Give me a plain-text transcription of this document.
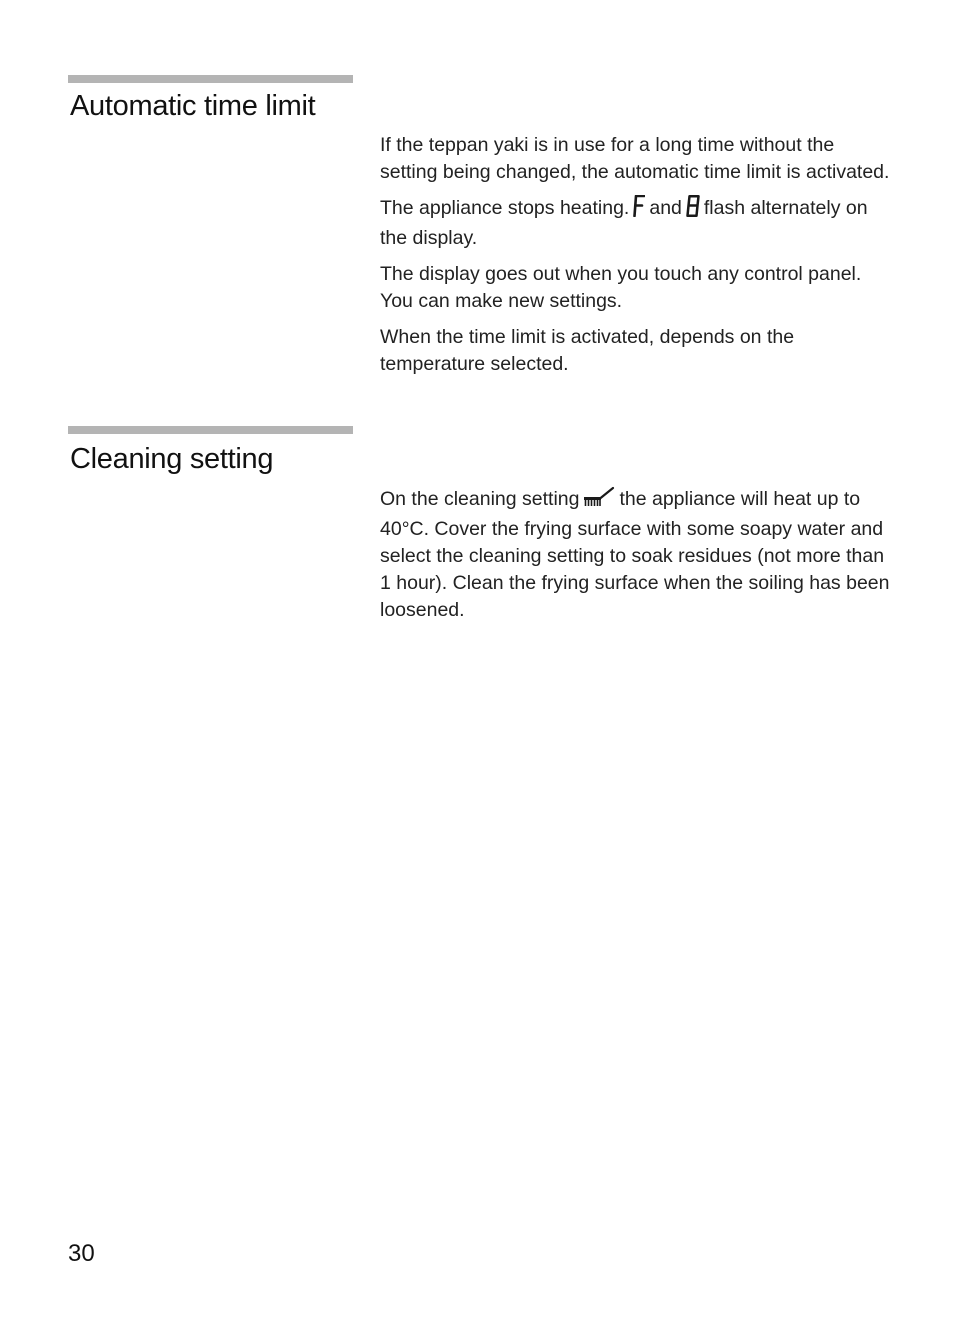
Automatic time limit

If the teppan yaki is in use for a long time without the setting being changed, the automatic time limit is activated.

The appliance stops heating. and flash alternately on the display.

The display goes out when you touch any control panel. You can make new settings.

When the time limit is activated, depends on the temperature selected.

Cleaning setting

On the cleaning setting the appliance will heat up to 40°C. Cover the frying surface with some soapy water and select the cleaning setting to soak residues (not more than 1 hour). Clean the frying surface when the soiling has been loosened.

30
○ ○ ○ ○ ○
**EXERCISE AIM**
Reproduce the data above in full, exactly as it is, with the pictures left out.

**TASK SOLUTION**
Give me a plain-text transcription of this document.
Automatic time limit

If the teppan yaki is in use for a long time without the setting being changed, the automatic time limit is activated.

The appliance stops heating. and flash alternately on the display.

The display goes out when you touch any control panel. You can make new settings.

When the time limit is activated, depends on the temperature selected.

Cleaning setting

On the cleaning setting the appliance will heat up to 40°C. Cover the frying surface with some soapy water and select the cleaning setting to soak residues (not more than 1 hour). Clean the frying surface when the soiling has been loosened.

30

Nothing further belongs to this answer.